● Available records
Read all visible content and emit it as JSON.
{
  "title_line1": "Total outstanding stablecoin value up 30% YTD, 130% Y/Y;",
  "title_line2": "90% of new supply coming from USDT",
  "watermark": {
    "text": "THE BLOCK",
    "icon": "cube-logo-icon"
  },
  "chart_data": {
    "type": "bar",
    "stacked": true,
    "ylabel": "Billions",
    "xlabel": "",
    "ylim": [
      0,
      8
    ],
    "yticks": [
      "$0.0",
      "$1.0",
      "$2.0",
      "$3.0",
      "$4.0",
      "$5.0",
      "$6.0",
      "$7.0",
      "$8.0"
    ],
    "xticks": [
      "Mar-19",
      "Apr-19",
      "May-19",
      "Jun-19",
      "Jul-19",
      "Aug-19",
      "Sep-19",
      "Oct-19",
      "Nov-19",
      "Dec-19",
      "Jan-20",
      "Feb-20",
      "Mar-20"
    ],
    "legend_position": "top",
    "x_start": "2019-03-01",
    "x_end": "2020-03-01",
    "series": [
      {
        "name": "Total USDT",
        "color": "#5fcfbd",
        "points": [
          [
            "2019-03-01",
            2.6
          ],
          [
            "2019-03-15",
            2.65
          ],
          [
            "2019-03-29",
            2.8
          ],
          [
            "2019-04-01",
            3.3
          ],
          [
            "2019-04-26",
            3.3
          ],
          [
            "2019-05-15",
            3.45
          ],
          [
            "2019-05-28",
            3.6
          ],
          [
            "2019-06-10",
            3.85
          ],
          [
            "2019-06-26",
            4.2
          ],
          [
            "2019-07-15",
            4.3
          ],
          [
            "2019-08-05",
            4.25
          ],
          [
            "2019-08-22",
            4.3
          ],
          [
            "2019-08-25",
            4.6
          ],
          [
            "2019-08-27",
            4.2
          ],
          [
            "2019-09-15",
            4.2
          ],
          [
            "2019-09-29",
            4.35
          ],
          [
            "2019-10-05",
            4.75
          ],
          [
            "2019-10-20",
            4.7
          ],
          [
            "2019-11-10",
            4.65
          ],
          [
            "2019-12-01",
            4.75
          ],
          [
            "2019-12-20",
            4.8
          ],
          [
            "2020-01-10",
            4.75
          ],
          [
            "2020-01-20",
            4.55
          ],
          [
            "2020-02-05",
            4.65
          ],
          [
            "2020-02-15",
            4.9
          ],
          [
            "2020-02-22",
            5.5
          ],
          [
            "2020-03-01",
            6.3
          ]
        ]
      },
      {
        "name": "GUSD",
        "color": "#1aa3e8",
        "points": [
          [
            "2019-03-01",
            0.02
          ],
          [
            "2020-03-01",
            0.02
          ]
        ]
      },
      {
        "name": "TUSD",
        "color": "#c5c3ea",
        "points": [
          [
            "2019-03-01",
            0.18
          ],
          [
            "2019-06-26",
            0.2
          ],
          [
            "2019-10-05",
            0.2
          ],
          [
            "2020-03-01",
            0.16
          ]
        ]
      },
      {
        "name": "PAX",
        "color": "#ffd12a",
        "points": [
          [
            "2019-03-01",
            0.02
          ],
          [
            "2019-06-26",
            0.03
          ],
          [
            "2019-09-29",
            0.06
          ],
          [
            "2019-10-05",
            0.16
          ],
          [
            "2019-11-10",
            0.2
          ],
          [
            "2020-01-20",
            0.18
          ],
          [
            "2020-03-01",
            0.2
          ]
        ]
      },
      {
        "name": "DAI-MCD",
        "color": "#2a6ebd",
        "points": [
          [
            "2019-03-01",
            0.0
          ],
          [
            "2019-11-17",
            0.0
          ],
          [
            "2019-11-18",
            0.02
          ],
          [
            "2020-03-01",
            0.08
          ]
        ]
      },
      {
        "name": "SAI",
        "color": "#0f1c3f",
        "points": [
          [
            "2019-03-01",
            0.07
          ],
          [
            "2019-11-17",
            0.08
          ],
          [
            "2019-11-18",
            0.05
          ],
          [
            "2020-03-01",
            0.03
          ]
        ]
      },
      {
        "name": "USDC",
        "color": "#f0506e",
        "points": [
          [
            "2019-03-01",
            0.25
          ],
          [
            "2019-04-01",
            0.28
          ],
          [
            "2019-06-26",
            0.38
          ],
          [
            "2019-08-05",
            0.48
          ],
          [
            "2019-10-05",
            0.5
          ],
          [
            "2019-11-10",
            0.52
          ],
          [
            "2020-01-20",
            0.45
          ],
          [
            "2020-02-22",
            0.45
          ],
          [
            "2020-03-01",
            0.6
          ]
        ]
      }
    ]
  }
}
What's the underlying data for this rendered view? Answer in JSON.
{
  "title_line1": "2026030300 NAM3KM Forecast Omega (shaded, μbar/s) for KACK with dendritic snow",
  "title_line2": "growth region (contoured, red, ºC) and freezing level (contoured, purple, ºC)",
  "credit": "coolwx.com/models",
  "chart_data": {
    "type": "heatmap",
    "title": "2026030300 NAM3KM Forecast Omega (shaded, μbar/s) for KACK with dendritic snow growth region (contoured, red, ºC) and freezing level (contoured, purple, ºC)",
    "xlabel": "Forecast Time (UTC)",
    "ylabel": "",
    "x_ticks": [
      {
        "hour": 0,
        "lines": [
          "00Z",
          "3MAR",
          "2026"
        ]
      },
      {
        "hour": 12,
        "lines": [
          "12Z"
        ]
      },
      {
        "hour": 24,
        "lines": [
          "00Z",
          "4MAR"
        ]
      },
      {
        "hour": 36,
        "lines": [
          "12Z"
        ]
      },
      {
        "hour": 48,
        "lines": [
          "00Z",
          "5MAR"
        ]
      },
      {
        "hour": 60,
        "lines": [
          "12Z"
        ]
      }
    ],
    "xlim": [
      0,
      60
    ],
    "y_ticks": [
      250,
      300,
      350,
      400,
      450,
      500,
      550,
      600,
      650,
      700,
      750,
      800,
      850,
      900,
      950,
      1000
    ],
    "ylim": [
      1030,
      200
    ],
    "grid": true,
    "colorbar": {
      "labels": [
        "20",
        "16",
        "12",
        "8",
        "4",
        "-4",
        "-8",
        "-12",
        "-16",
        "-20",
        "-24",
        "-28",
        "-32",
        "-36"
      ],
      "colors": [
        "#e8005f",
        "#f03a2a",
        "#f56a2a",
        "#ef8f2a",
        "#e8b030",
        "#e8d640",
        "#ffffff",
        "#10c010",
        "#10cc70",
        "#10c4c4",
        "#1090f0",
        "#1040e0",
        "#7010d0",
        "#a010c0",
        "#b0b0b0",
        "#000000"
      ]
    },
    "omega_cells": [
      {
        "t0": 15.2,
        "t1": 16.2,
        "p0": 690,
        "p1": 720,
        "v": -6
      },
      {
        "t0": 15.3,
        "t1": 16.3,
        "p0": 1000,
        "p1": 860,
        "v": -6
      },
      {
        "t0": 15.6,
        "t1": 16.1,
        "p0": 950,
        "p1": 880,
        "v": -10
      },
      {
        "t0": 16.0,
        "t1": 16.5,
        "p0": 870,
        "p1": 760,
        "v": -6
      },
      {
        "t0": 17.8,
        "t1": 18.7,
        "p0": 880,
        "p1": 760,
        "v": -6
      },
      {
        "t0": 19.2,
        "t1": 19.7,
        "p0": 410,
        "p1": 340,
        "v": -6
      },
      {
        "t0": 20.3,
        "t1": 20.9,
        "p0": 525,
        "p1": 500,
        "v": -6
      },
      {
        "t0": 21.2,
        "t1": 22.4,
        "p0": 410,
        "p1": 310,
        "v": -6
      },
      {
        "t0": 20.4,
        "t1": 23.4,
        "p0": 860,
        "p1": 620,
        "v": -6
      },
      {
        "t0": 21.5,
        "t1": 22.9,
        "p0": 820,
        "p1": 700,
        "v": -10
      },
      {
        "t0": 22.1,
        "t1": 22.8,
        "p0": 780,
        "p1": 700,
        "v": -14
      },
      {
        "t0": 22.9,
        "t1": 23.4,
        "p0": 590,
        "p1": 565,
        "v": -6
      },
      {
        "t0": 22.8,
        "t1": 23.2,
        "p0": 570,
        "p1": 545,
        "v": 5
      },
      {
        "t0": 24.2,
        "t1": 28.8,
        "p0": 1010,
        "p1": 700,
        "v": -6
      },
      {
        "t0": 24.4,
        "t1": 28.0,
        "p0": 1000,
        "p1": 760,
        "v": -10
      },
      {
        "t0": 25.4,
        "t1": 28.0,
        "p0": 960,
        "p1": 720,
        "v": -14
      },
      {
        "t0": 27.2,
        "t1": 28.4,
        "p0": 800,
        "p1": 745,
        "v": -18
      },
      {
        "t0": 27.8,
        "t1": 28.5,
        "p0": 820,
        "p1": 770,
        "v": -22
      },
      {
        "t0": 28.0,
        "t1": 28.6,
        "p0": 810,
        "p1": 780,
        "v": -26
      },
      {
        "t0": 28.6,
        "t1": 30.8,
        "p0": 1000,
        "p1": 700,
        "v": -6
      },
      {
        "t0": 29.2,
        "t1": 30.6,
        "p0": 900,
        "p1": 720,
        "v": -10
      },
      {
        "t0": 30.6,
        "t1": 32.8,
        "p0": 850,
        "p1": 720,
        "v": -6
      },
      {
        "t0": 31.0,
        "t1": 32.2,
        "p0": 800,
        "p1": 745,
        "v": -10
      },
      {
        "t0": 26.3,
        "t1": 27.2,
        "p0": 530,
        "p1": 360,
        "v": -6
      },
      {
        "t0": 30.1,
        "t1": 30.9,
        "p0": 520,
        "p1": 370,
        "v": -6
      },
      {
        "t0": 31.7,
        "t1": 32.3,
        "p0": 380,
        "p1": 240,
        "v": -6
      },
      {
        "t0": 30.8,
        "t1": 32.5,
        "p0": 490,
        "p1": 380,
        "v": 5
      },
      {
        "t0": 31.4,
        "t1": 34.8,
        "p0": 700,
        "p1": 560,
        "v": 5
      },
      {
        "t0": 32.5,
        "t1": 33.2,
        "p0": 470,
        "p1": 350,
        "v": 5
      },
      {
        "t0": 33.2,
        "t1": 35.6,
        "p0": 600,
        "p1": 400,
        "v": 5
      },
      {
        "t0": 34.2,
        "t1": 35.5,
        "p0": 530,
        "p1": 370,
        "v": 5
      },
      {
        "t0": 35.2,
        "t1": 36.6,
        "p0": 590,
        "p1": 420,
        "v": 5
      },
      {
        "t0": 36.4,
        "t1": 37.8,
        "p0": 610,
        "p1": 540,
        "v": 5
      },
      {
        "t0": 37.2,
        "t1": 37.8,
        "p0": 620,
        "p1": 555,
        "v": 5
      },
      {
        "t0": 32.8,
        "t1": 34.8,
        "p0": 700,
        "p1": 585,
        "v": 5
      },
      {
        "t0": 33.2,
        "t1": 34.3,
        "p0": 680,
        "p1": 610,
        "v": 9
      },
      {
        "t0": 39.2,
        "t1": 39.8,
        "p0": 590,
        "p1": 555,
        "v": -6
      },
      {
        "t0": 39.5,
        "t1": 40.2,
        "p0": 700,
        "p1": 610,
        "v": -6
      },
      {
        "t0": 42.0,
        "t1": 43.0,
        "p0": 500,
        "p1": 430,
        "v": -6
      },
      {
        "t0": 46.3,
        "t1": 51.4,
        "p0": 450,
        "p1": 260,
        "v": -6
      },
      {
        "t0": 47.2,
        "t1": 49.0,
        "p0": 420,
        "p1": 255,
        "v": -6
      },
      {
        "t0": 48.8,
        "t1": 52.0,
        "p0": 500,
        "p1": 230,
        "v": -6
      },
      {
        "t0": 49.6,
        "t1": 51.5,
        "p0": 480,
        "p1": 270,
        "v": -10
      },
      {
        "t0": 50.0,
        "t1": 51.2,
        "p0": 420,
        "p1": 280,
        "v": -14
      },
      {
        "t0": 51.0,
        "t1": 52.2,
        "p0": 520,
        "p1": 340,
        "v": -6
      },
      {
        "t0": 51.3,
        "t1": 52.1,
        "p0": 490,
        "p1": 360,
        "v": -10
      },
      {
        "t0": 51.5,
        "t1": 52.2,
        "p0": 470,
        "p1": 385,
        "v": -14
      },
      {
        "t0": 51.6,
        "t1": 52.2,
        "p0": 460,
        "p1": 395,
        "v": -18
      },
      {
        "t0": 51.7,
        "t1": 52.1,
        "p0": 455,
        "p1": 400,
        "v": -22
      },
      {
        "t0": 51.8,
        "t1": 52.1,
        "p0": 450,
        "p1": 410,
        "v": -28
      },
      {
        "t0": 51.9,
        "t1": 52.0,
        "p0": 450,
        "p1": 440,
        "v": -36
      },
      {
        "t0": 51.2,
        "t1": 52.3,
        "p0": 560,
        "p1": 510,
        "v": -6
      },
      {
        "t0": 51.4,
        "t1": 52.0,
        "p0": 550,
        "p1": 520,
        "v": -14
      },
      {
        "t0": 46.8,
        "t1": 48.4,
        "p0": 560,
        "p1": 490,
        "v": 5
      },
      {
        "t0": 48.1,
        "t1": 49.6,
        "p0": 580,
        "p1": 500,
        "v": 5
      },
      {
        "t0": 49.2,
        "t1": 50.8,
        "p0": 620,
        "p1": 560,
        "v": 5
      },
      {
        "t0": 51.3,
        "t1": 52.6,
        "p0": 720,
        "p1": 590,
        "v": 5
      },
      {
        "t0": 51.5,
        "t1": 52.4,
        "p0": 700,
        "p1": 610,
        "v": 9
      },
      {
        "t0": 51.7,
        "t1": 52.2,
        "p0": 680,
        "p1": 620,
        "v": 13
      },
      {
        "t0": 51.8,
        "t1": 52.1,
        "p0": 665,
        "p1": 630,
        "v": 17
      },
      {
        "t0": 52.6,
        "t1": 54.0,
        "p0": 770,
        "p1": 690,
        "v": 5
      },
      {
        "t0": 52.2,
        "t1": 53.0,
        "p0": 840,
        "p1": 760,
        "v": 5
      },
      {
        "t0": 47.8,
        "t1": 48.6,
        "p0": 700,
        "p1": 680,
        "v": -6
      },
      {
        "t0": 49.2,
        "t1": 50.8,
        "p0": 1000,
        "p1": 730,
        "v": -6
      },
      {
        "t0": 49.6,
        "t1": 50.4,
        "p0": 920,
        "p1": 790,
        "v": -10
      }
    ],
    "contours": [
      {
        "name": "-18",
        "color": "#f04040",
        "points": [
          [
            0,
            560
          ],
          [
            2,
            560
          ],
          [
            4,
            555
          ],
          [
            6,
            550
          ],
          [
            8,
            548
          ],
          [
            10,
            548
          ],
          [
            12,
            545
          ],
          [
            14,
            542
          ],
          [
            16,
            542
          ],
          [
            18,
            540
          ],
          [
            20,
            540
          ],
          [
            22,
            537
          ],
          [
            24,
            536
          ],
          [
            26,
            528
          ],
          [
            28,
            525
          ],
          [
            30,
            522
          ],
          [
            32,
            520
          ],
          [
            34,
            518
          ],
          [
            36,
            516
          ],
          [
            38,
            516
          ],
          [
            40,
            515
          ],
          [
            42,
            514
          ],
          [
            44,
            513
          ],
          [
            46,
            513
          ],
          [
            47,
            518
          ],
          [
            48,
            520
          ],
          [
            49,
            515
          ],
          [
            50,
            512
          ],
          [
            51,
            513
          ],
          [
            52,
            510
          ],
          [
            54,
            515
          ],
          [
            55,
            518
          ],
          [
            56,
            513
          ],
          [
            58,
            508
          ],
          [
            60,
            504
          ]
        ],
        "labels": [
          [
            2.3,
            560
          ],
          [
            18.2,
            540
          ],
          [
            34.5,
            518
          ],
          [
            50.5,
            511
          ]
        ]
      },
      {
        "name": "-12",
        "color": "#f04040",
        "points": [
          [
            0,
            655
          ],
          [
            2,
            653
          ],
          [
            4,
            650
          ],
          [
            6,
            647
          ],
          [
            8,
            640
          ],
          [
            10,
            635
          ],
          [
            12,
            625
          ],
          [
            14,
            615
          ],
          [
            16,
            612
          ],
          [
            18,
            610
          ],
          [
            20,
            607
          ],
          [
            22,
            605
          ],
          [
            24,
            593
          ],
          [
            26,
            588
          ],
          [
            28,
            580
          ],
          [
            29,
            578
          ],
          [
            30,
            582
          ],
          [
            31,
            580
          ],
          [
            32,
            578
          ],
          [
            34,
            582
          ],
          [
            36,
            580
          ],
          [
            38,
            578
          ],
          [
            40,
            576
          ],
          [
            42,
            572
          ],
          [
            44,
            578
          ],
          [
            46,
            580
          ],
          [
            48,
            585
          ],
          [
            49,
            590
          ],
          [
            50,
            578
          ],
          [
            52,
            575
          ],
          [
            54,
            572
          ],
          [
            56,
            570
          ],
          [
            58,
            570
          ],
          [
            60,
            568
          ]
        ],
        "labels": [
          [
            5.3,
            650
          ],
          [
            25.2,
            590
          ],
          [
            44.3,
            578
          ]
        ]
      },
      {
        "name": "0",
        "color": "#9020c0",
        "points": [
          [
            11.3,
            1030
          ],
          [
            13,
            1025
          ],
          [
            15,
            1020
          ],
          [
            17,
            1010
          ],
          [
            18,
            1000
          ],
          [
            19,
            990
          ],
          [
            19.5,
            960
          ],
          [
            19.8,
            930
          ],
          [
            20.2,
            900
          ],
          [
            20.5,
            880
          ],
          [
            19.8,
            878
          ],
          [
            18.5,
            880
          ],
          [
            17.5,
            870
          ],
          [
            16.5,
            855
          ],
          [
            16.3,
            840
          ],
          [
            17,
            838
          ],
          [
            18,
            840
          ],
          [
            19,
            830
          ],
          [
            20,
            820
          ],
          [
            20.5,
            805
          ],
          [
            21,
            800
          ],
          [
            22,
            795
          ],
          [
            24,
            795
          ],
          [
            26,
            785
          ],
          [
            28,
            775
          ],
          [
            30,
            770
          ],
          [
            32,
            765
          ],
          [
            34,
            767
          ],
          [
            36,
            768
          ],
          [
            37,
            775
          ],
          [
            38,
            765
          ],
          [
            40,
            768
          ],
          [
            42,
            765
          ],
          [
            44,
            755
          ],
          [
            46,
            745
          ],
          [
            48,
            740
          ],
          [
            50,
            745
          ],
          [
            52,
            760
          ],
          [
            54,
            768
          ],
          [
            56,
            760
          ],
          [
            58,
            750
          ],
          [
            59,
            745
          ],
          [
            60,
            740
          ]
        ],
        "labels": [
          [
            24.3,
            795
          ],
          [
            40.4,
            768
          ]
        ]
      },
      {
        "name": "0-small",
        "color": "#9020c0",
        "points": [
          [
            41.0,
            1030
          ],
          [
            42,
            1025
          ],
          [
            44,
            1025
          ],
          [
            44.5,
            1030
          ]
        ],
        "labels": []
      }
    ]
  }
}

● Given request
Copy out all lines above that include the string "JSON".

● Completed task
Read all visible content and emit it as JSON.
What's the underlying data for this rendered view? Answer in JSON.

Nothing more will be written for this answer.